> **What the exercise asks**
Emit the entire listing verbatim.

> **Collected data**
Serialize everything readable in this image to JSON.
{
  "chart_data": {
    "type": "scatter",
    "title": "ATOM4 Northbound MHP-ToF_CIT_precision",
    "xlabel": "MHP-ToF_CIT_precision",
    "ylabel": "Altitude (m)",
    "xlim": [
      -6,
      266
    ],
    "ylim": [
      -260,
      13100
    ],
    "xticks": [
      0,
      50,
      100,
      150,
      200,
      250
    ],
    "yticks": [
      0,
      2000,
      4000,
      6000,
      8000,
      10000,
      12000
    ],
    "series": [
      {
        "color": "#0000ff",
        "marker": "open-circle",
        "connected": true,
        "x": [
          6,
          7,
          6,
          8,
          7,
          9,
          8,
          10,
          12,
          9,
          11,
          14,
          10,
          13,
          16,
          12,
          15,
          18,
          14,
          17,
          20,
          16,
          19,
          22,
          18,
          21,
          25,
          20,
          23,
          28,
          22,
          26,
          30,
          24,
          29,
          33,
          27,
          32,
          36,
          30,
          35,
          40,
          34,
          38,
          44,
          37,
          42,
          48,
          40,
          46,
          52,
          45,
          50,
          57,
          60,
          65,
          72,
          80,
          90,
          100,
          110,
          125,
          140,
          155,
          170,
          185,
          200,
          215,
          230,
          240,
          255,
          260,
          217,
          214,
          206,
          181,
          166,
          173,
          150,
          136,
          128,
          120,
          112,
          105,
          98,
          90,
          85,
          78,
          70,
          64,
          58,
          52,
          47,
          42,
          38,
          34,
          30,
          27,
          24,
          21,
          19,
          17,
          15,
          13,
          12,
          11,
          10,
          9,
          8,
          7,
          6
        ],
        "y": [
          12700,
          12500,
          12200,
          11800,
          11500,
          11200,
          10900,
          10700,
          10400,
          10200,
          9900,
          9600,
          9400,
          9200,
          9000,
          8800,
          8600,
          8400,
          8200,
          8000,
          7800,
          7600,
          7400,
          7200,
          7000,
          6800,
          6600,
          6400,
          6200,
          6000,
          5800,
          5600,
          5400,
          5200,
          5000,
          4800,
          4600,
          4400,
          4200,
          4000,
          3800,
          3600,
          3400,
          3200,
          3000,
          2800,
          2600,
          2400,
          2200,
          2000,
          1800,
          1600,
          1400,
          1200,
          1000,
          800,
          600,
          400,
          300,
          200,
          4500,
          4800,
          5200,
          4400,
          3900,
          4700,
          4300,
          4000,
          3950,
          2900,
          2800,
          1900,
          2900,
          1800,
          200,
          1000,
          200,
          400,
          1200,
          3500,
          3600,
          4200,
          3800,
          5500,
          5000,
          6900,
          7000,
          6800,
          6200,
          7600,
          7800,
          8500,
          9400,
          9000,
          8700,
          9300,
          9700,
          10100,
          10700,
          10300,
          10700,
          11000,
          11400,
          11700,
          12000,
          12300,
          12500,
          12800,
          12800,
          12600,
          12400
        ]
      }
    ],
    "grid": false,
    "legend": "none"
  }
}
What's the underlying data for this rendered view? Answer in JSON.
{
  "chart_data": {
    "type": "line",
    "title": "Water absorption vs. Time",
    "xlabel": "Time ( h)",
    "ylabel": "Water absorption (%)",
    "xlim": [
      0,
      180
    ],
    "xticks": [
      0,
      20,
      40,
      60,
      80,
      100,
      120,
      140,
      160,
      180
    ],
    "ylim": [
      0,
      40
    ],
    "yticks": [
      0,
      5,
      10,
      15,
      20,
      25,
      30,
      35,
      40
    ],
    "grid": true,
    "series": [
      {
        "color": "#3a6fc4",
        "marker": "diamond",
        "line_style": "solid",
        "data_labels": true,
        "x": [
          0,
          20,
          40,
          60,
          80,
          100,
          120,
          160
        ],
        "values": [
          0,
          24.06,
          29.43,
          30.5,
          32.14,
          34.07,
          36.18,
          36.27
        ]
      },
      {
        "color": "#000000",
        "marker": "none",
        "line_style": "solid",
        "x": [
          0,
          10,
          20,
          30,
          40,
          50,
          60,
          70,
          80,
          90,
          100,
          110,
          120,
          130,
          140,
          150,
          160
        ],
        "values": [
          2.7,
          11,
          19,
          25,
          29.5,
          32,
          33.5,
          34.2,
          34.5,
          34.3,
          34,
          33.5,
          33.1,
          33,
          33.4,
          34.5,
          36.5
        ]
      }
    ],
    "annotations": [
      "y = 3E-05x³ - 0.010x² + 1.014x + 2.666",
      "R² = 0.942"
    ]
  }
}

> **Solution to this task**
Serialize everything readable in this image to JSON.
{
  "chart_data": {
    "type": "scatter",
    "title": "ATOM4 Northbound MHP-ToF_CIT_precision",
    "xlabel": "MHP-ToF_CIT_precision",
    "ylabel": "Altitude (m)",
    "xlim": [
      -6,
      266
    ],
    "ylim": [
      -260,
      13100
    ],
    "xticks": [
      0,
      50,
      100,
      150,
      200,
      250
    ],
    "yticks": [
      0,
      2000,
      4000,
      6000,
      8000,
      10000,
      12000
    ],
    "series": [
      {
        "color": "#0000ff",
        "marker": "open-circle",
        "connected": true,
        "x": [
          6,
          7,
          6,
          8,
          7,
          9,
          8,
          10,
          12,
          9,
          11,
          14,
          10,
          13,
          16,
          12,
          15,
          18,
          14,
          17,
          20,
          16,
          19,
          22,
          18,
          21,
          25,
          20,
          23,
          28,
          22,
          26,
          30,
          24,
          29,
          33,
          27,
          32,
          36,
          30,
          35,
          40,
          34,
          38,
          44,
          37,
          42,
          48,
          40,
          46,
          52,
          45,
          50,
          57,
          60,
          65,
          72,
          80,
          90,
          100,
          110,
          125,
          140,
          155,
          170,
          185,
          200,
          215,
          230,
          240,
          255,
          260,
          217,
          214,
          206,
          181,
          166,
          173,
          150,
          136,
          128,
          120,
          112,
          105,
          98,
          90,
          85,
          78,
          70,
          64,
          58,
          52,
          47,
          42,
          38,
          34,
          30,
          27,
          24,
          21,
          19,
          17,
          15,
          13,
          12,
          11,
          10,
          9,
          8,
          7,
          6
        ],
        "y": [
          12700,
          12500,
          12200,
          11800,
          11500,
          11200,
          10900,
          10700,
          10400,
          10200,
          9900,
          9600,
          9400,
          9200,
          9000,
          8800,
          8600,
          8400,
          8200,
          8000,
          7800,
          7600,
          7400,
          7200,
          7000,
          6800,
          6600,
          6400,
          6200,
          6000,
          5800,
          5600,
          5400,
          5200,
          5000,
          4800,
          4600,
          4400,
          4200,
          4000,
          3800,
          3600,
          3400,
          3200,
          3000,
          2800,
          2600,
          2400,
          2200,
          2000,
          1800,
          1600,
          1400,
          1200,
          1000,
          800,
          600,
          400,
          300,
          200,
          4500,
          4800,
          5200,
          4400,
          3900,
          4700,
          4300,
          4000,
          3950,
          2900,
          2800,
          1900,
          2900,
          1800,
          200,
          1000,
          200,
          400,
          1200,
          3500,
          3600,
          4200,
          3800,
          5500,
          5000,
          6900,
          7000,
          6800,
          6200,
          7600,
          7800,
          8500,
          9400,
          9000,
          8700,
          9300,
          9700,
          10100,
          10700,
          10300,
          10700,
          11000,
          11400,
          11700,
          12000,
          12300,
          12500,
          12800,
          12800,
          12600,
          12400
        ]
      }
    ],
    "grid": false,
    "legend": "none"
  }
}
What's the underlying data for this rendered view? Answer in JSON.
{
  "chart_data": {
    "type": "line",
    "title": "Water absorption vs. Time",
    "xlabel": "Time ( h)",
    "ylabel": "Water absorption (%)",
    "xlim": [
      0,
      180
    ],
    "xticks": [
      0,
      20,
      40,
      60,
      80,
      100,
      120,
      140,
      160,
      180
    ],
    "ylim": [
      0,
      40
    ],
    "yticks": [
      0,
      5,
      10,
      15,
      20,
      25,
      30,
      35,
      40
    ],
    "grid": true,
    "series": [
      {
        "color": "#3a6fc4",
        "marker": "diamond",
        "line_style": "solid",
        "data_labels": true,
        "x": [
          0,
          20,
          40,
          60,
          80,
          100,
          120,
          160
        ],
        "values": [
          0,
          24.06,
          29.43,
          30.5,
          32.14,
          34.07,
          36.18,
          36.27
        ]
      },
      {
        "color": "#000000",
        "marker": "none",
        "line_style": "solid",
        "x": [
          0,
          10,
          20,
          30,
          40,
          50,
          60,
          70,
          80,
          90,
          100,
          110,
          120,
          130,
          140,
          150,
          160
        ],
        "values": [
          2.7,
          11,
          19,
          25,
          29.5,
          32,
          33.5,
          34.2,
          34.5,
          34.3,
          34,
          33.5,
          33.1,
          33,
          33.4,
          34.5,
          36.5
        ]
      }
    ],
    "annotations": [
      "y = 3E-05x³ - 0.010x² + 1.014x + 2.666",
      "R² = 0.942"
    ]
  }
}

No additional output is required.